Aim of the task:
State how many lines in the listing below contain the string "capillary", treating case as significant. Reply with the number alone.

* begin Data shown *

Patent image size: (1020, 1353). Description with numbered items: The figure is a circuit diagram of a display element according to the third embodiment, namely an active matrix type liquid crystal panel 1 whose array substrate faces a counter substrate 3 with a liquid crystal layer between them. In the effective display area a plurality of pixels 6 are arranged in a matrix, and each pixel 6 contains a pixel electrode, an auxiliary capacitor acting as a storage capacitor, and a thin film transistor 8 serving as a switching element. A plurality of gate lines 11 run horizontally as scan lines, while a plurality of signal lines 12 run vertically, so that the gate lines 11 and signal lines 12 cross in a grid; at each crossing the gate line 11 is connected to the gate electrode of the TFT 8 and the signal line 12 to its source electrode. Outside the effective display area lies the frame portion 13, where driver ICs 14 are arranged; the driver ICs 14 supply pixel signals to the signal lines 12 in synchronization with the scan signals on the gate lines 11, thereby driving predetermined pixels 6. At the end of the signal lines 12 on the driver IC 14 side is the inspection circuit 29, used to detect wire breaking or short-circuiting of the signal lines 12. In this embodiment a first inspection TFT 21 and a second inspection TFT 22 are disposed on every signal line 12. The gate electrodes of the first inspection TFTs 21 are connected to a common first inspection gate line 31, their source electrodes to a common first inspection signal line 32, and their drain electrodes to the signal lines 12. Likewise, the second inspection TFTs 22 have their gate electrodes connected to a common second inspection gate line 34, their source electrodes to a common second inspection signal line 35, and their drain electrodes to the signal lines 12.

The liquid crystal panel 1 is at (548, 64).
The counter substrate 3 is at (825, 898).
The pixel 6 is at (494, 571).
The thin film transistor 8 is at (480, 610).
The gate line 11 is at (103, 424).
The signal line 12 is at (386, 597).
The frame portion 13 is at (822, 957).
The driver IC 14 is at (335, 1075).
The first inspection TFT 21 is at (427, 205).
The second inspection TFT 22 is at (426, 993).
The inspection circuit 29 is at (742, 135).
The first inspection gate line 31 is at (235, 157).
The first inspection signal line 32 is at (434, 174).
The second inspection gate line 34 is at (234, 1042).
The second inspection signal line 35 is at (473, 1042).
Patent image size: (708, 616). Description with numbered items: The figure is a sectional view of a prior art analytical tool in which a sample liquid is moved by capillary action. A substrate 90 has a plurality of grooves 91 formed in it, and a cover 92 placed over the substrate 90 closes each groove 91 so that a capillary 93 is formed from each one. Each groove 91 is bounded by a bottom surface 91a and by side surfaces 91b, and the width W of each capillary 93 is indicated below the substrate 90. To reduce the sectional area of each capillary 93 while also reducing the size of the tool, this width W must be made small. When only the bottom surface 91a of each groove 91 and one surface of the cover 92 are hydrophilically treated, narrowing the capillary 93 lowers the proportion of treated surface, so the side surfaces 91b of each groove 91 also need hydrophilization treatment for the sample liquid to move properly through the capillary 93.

* end Data shown *

Exercise result:
1